▸ **Written problem**:
Can you write out all of the material below, word for word?

▸ **Supplied data**:
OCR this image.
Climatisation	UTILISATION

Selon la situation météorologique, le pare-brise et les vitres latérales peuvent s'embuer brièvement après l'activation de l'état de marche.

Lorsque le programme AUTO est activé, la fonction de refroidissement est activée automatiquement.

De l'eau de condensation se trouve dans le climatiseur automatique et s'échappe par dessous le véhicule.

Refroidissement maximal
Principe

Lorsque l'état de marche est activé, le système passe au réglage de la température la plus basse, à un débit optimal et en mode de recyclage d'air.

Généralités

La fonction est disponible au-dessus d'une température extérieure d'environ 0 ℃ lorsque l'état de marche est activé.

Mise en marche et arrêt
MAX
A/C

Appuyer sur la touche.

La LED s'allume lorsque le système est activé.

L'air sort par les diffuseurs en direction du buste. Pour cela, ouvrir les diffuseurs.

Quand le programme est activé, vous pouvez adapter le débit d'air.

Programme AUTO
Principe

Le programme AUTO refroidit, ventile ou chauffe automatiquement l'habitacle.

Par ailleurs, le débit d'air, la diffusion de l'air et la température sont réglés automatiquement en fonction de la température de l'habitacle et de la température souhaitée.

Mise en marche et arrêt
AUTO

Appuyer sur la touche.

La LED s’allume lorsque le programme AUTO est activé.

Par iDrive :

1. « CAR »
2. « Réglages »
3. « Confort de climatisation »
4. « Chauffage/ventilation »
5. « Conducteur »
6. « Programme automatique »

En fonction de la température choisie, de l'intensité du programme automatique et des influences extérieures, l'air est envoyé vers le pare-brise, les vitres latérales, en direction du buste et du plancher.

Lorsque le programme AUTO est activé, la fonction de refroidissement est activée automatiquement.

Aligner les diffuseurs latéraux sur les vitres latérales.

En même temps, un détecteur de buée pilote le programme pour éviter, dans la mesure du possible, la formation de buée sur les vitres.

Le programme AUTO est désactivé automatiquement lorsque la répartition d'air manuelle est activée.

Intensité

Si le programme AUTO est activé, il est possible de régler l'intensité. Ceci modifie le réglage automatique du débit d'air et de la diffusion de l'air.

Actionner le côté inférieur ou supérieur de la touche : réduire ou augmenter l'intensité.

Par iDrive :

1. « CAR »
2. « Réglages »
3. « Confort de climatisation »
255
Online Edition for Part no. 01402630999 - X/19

▸ **Output**:
OCR this image.
Climatisation	UTILISATION

Selon la situation météorologique, le pare-brise et les vitres latérales peuvent s'embuer brièvement après l'activation de l'état de marche.

Lorsque le programme AUTO est activé, la fonction de refroidissement est activée automatiquement.

De l'eau de condensation se trouve dans le climatiseur automatique et s'échappe par dessous le véhicule.

Refroidissement maximal
Principe

Lorsque l'état de marche est activé, le système passe au réglage de la température la plus basse, à un débit optimal et en mode de recyclage d'air.

Généralités

La fonction est disponible au-dessus d'une température extérieure d'environ 0 ℃ lorsque l'état de marche est activé.

Mise en marche et arrêt
MAX
A/C

Appuyer sur la touche.

La LED s'allume lorsque le système est activé.

L'air sort par les diffuseurs en direction du buste. Pour cela, ouvrir les diffuseurs.

Quand le programme est activé, vous pouvez adapter le débit d'air.

Programme AUTO
Principe

Le programme AUTO refroidit, ventile ou chauffe automatiquement l'habitacle.

Par ailleurs, le débit d'air, la diffusion de l'air et la température sont réglés automatiquement en fonction de la température de l'habitacle et de la température souhaitée.

Mise en marche et arrêt
AUTO

Appuyer sur la touche.

La LED s’allume lorsque le programme AUTO est activé.

Par iDrive :

1. « CAR »
2. « Réglages »
3. « Confort de climatisation »
4. « Chauffage/ventilation »
5. « Conducteur »
6. « Programme automatique »

En fonction de la température choisie, de l'intensité du programme automatique et des influences extérieures, l'air est envoyé vers le pare-brise, les vitres latérales, en direction du buste et du plancher.

Lorsque le programme AUTO est activé, la fonction de refroidissement est activée automatiquement.

Aligner les diffuseurs latéraux sur les vitres latérales.

En même temps, un détecteur de buée pilote le programme pour éviter, dans la mesure du possible, la formation de buée sur les vitres.

Le programme AUTO est désactivé automatiquement lorsque la répartition d'air manuelle est activée.

Intensité

Si le programme AUTO est activé, il est possible de régler l'intensité. Ceci modifie le réglage automatique du débit d'air et de la diffusion de l'air.

Actionner le côté inférieur ou supérieur de la touche : réduire ou augmenter l'intensité.

Par iDrive :

1. « CAR »
2. « Réglages »
3. « Confort de climatisation »
255
Online Edition for Part no. 01402630999 - X/19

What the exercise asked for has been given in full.